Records
--- Begin ---

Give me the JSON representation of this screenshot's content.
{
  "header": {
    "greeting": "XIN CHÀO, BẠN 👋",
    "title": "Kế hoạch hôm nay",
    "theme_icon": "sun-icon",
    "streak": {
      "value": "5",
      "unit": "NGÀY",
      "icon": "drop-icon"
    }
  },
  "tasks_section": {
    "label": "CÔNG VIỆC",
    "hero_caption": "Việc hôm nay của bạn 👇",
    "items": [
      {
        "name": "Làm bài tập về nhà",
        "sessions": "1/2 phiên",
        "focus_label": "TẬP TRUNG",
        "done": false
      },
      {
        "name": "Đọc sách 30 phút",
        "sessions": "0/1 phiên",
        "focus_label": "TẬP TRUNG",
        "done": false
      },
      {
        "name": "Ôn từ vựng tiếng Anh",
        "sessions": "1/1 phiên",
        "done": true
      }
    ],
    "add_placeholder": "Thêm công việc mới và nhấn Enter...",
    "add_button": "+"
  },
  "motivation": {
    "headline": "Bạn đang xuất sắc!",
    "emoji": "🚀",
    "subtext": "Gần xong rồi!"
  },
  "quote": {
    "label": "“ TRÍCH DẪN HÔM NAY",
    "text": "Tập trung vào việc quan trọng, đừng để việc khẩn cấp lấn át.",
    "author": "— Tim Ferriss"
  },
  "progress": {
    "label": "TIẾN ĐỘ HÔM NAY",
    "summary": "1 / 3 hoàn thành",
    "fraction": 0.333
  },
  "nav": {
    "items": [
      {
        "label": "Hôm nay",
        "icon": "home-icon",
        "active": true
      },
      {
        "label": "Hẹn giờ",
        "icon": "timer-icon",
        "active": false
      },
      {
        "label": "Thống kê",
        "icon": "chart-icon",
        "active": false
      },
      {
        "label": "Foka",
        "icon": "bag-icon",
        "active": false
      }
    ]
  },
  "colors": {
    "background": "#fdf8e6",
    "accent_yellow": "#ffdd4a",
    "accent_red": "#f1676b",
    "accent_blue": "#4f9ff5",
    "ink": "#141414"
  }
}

--- End ---

• Stated exercise: Output the entries verbatim.

• Answer to this task:
Give me the JSON representation of this screenshot's content.
{
  "header": {
    "greeting": "XIN CHÀO, BẠN 👋",
    "title": "Kế hoạch hôm nay",
    "theme_icon": "sun-icon",
    "streak": {
      "value": "5",
      "unit": "NGÀY",
      "icon": "drop-icon"
    }
  },
  "tasks_section": {
    "label": "CÔNG VIỆC",
    "hero_caption": "Việc hôm nay của bạn 👇",
    "items": [
      {
        "name": "Làm bài tập về nhà",
        "sessions": "1/2 phiên",
        "focus_label": "TẬP TRUNG",
        "done": false
      },
      {
        "name": "Đọc sách 30 phút",
        "sessions": "0/1 phiên",
        "focus_label": "TẬP TRUNG",
        "done": false
      },
      {
        "name": "Ôn từ vựng tiếng Anh",
        "sessions": "1/1 phiên",
        "done": true
      }
    ],
    "add_placeholder": "Thêm công việc mới và nhấn Enter...",
    "add_button": "+"
  },
  "motivation": {
    "headline": "Bạn đang xuất sắc!",
    "emoji": "🚀",
    "subtext": "Gần xong rồi!"
  },
  "quote": {
    "label": "“ TRÍCH DẪN HÔM NAY",
    "text": "Tập trung vào việc quan trọng, đừng để việc khẩn cấp lấn át.",
    "author": "— Tim Ferriss"
  },
  "progress": {
    "label": "TIẾN ĐỘ HÔM NAY",
    "summary": "1 / 3 hoàn thành",
    "fraction": 0.333
  },
  "nav": {
    "items": [
      {
        "label": "Hôm nay",
        "icon": "home-icon",
        "active": true
      },
      {
        "label": "Hẹn giờ",
        "icon": "timer-icon",
        "active": false
      },
      {
        "label": "Thống kê",
        "icon": "chart-icon",
        "active": false
      },
      {
        "label": "Foka",
        "icon": "bag-icon",
        "active": false
      }
    ]
  },
  "colors": {
    "background": "#fdf8e6",
    "accent_yellow": "#ffdd4a",
    "accent_red": "#f1676b",
    "accent_blue": "#4f9ff5",
    "ink": "#141414"
  }
}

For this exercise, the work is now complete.